## Challenge
In the data below, find every line with the string "this" and pull it out.

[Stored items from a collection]
begin
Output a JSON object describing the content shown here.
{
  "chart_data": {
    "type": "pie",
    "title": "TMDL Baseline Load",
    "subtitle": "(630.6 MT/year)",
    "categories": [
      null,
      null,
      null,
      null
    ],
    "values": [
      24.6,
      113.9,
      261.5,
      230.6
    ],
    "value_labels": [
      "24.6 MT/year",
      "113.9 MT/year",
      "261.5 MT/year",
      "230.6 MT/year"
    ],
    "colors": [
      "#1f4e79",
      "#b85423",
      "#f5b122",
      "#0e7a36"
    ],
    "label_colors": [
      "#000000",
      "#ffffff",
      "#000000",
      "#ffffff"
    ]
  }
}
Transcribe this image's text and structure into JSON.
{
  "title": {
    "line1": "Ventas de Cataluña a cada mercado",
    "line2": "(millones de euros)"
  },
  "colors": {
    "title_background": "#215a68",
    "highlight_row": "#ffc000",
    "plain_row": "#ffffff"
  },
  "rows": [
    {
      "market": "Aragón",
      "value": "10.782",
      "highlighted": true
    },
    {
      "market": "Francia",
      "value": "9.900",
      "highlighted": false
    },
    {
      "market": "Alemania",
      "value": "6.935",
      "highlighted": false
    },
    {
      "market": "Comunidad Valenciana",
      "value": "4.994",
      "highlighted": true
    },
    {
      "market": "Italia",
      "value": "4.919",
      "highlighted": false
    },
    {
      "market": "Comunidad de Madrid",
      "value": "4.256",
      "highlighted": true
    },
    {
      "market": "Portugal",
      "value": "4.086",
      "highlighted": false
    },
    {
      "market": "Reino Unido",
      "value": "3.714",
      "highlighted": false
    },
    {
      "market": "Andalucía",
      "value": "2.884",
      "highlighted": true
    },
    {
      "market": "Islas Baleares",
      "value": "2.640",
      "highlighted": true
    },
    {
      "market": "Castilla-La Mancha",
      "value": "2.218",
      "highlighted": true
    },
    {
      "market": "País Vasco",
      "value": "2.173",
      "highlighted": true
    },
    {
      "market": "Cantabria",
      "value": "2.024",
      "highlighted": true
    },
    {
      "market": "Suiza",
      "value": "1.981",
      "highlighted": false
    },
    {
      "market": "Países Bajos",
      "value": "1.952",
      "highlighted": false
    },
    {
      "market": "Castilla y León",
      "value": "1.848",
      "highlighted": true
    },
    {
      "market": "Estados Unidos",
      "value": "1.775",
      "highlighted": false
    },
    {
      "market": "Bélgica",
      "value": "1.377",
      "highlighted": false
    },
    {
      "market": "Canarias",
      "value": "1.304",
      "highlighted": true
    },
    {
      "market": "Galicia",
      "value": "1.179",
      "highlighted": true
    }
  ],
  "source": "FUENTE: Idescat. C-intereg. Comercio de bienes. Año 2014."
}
end
begin
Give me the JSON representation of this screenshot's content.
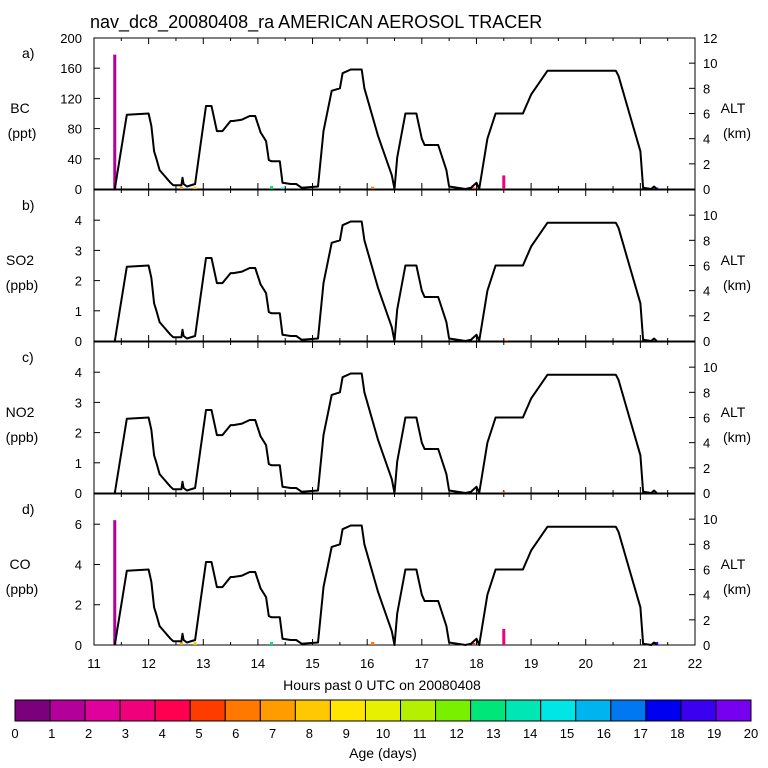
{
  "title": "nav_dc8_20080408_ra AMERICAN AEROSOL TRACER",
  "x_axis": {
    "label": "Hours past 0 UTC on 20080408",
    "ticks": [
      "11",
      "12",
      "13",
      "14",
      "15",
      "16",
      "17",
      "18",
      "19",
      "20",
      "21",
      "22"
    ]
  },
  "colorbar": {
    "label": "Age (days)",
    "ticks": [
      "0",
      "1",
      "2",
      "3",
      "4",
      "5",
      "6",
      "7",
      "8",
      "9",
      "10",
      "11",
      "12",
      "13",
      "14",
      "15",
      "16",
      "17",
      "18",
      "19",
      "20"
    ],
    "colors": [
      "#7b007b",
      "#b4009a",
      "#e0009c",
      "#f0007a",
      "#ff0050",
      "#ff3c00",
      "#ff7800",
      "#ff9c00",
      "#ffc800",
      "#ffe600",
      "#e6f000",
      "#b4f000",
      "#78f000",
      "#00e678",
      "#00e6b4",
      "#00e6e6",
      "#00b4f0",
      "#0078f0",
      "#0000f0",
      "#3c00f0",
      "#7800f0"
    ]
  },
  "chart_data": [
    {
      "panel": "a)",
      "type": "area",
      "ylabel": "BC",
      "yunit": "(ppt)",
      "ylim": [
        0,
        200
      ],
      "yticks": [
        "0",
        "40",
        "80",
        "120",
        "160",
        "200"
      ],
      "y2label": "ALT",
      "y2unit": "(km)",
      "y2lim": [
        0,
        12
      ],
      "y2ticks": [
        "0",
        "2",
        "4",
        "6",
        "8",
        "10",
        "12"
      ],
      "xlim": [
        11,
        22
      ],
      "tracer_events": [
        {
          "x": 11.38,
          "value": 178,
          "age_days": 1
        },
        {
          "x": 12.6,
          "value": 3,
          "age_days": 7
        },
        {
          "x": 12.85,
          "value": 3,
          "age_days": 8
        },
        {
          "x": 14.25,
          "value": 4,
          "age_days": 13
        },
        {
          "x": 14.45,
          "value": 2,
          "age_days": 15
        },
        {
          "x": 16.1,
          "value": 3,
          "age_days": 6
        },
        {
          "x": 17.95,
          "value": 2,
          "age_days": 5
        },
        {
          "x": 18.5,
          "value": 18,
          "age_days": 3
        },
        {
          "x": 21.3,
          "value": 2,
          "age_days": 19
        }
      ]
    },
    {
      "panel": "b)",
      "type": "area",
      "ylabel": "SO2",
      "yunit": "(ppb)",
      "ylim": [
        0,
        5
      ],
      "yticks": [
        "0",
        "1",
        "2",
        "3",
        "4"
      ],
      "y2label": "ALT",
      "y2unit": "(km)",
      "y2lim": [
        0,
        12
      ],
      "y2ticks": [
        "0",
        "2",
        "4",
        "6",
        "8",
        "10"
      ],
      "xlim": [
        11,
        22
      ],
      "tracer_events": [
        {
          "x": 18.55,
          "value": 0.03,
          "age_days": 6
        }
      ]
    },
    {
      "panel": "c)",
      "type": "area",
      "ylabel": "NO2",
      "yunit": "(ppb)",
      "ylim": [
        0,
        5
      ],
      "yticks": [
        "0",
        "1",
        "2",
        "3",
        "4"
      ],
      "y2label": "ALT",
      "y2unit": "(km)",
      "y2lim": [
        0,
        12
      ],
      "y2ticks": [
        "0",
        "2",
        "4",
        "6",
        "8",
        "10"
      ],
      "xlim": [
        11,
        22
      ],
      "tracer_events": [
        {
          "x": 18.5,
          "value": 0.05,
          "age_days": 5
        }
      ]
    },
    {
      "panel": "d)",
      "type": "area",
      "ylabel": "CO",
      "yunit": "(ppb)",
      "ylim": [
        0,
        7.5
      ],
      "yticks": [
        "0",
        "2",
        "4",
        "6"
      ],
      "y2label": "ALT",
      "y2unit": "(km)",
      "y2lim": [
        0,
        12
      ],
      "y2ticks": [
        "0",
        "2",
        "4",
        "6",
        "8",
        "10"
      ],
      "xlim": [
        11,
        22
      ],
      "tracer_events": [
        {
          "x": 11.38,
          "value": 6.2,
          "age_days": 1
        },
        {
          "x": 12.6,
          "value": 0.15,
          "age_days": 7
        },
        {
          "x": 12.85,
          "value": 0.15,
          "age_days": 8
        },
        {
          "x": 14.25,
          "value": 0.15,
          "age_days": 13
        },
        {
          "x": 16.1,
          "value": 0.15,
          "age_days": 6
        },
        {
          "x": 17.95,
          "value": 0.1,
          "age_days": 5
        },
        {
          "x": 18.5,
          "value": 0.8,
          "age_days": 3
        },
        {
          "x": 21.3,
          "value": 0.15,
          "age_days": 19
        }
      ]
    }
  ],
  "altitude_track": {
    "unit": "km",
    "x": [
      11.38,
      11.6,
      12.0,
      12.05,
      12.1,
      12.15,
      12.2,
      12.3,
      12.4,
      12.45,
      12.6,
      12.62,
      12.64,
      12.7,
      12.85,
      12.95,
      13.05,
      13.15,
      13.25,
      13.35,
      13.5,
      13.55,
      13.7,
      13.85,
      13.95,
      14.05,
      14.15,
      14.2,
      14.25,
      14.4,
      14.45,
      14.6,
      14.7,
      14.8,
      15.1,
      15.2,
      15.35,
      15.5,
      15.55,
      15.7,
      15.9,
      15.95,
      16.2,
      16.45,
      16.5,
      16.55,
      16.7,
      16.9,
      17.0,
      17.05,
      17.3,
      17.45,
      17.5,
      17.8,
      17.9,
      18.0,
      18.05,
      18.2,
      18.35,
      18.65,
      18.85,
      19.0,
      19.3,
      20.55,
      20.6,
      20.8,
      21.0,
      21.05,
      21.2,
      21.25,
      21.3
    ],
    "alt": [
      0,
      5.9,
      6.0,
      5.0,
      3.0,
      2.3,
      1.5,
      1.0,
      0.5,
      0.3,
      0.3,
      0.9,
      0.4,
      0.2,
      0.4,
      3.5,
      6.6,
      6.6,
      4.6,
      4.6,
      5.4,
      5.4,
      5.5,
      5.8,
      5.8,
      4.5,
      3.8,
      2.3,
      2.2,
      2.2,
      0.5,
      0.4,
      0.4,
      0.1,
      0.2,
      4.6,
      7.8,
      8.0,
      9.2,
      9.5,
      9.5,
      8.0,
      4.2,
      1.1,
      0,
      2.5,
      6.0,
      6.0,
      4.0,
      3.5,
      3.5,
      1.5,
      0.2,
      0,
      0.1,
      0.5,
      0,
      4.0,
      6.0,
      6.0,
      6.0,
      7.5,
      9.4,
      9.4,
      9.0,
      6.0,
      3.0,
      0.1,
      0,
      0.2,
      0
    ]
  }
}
end
## Response
Transcribe this image's text and structure into JSON.
Give me the JSON representation of this screenshot's content.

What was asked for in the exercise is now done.